### WHAT IS NEEDED
All entries must be repeated exactly; do not include the pictures.

### RECORDS FOR PROCESSING
-- start --
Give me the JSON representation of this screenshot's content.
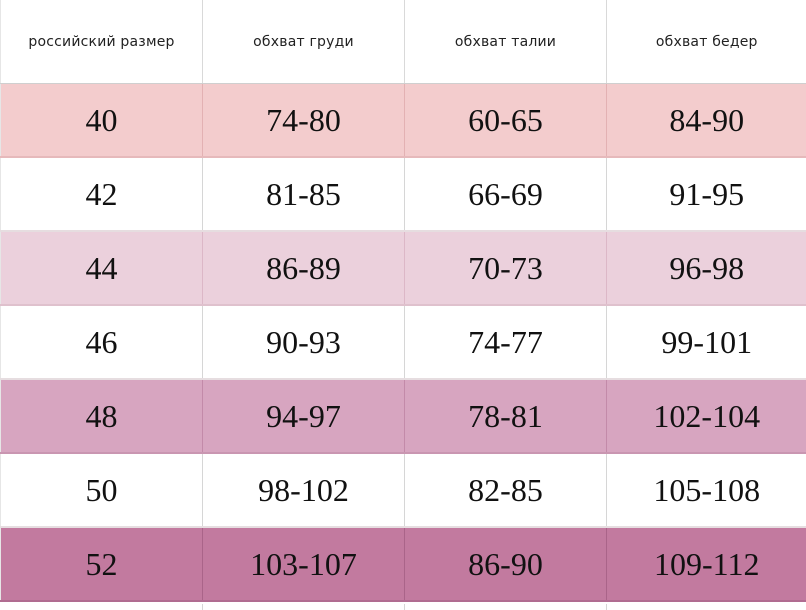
{
  "table": {
    "headers": [
      "российский размер",
      "обхват груди",
      "обхват талии",
      "обхват бедер"
    ],
    "rows": [
      {
        "size": "40",
        "chest": "74-80",
        "waist": "60-65",
        "hips": "84-90"
      },
      {
        "size": "42",
        "chest": "81-85",
        "waist": "66-69",
        "hips": "91-95"
      },
      {
        "size": "44",
        "chest": "86-89",
        "waist": "70-73",
        "hips": "96-98"
      },
      {
        "size": "46",
        "chest": "90-93",
        "waist": "74-77",
        "hips": "99-101"
      },
      {
        "size": "48",
        "chest": "94-97",
        "waist": "78-81",
        "hips": "102-104"
      },
      {
        "size": "50",
        "chest": "98-102",
        "waist": "82-85",
        "hips": "105-108"
      },
      {
        "size": "52",
        "chest": "103-107",
        "waist": "86-90",
        "hips": "109-112"
      }
    ]
  },
  "colors": {
    "row_pink_1": "#f3cccd",
    "row_pink_2": "#ebd0dc",
    "row_pink_3": "#d7a5c0",
    "row_pink_4": "#c27a9f",
    "row_white": "#ffffff"
  }
}
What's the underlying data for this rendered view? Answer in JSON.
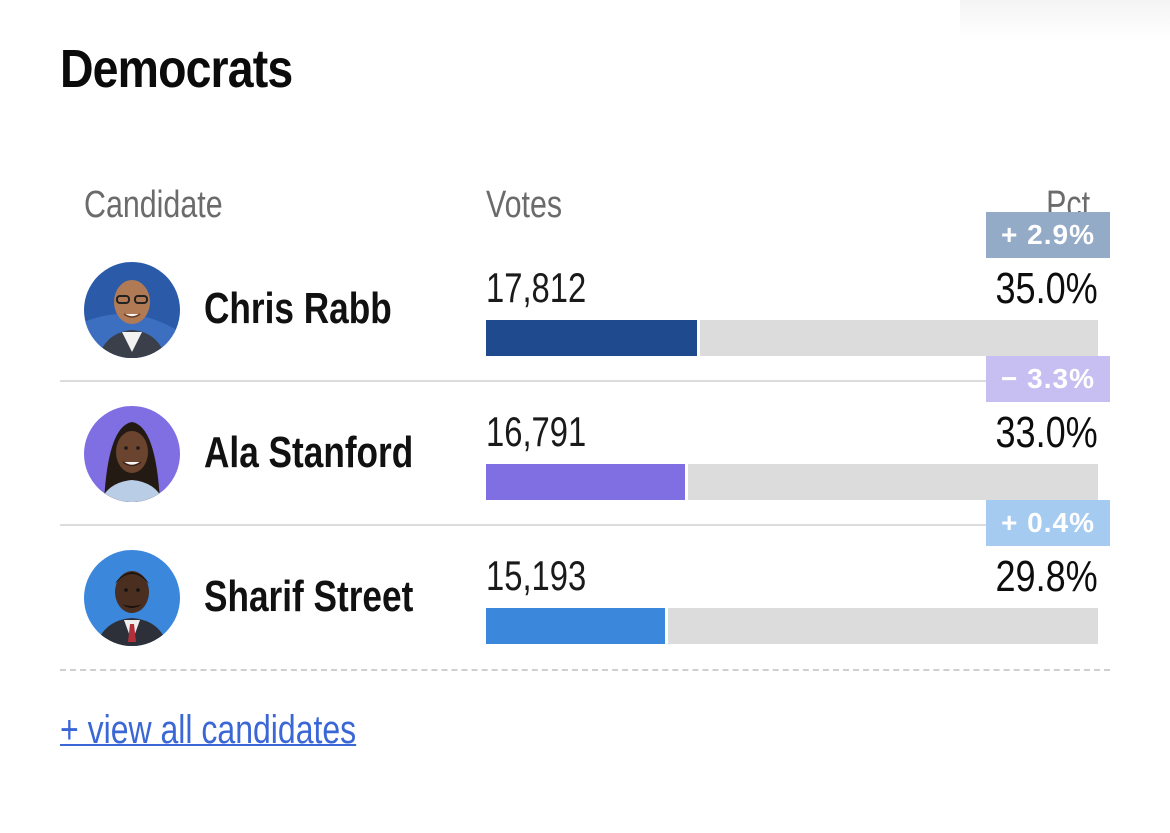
{
  "section": {
    "title": "Democrats"
  },
  "columns": {
    "candidate": "Candidate",
    "votes": "Votes",
    "pct": "Pct."
  },
  "candidates": [
    {
      "name": "Chris Rabb",
      "votes": "17,812",
      "pct": "35.0%",
      "pct_value": 35.0,
      "change": "+ 2.9%",
      "bar_color": "#1f4b8e",
      "badge_color": "#94abc8",
      "avatar": "chris-rabb-photo"
    },
    {
      "name": "Ala Stanford",
      "votes": "16,791",
      "pct": "33.0%",
      "pct_value": 33.0,
      "change": "− 3.3%",
      "bar_color": "#7f6fe3",
      "badge_color": "#c7bff2",
      "avatar": "ala-stanford-photo"
    },
    {
      "name": "Sharif Street",
      "votes": "15,193",
      "pct": "29.8%",
      "pct_value": 29.8,
      "change": "+ 0.4%",
      "bar_color": "#3b87dc",
      "badge_color": "#a6cbf1",
      "avatar": "sharif-street-photo"
    }
  ],
  "footer": {
    "view_all_label": "+ view all candidates"
  }
}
-- end --
### EXERCISE RESPONSE
Give me the JSON representation of this screenshot's content.
{
  "table": {
    "headers": [
      "российский размер",
      "обхват груди",
      "обхват талии",
      "обхват бедер"
    ],
    "rows": [
      {
        "size": "40",
        "chest": "74-80",
        "waist": "60-65",
        "hips": "84-90"
      },
      {
        "size": "42",
        "chest": "81-85",
        "waist": "66-69",
        "hips": "91-95"
      },
      {
        "size": "44",
        "chest": "86-89",
        "waist": "70-73",
        "hips": "96-98"
      },
      {
        "size": "46",
        "chest": "90-93",
        "waist": "74-77",
        "hips": "99-101"
      },
      {
        "size": "48",
        "chest": "94-97",
        "waist": "78-81",
        "hips": "102-104"
      },
      {
        "size": "50",
        "chest": "98-102",
        "waist": "82-85",
        "hips": "105-108"
      },
      {
        "size": "52",
        "chest": "103-107",
        "waist": "86-90",
        "hips": "109-112"
      }
    ]
  },
  "colors": {
    "row_pink_1": "#f3cccd",
    "row_pink_2": "#ebd0dc",
    "row_pink_3": "#d7a5c0",
    "row_pink_4": "#c27a9f",
    "row_white": "#ffffff"
  }
}
What's the underlying data for this rendered view? Answer in JSON.
{
  "section": {
    "title": "Democrats"
  },
  "columns": {
    "candidate": "Candidate",
    "votes": "Votes",
    "pct": "Pct."
  },
  "candidates": [
    {
      "name": "Chris Rabb",
      "votes": "17,812",
      "pct": "35.0%",
      "pct_value": 35.0,
      "change": "+ 2.9%",
      "bar_color": "#1f4b8e",
      "badge_color": "#94abc8",
      "avatar": "chris-rabb-photo"
    },
    {
      "name": "Ala Stanford",
      "votes": "16,791",
      "pct": "33.0%",
      "pct_value": 33.0,
      "change": "− 3.3%",
      "bar_color": "#7f6fe3",
      "badge_color": "#c7bff2",
      "avatar": "ala-stanford-photo"
    },
    {
      "name": "Sharif Street",
      "votes": "15,193",
      "pct": "29.8%",
      "pct_value": 29.8,
      "change": "+ 0.4%",
      "bar_color": "#3b87dc",
      "badge_color": "#a6cbf1",
      "avatar": "sharif-street-photo"
    }
  ],
  "footer": {
    "view_all_label": "+ view all candidates"
  }
}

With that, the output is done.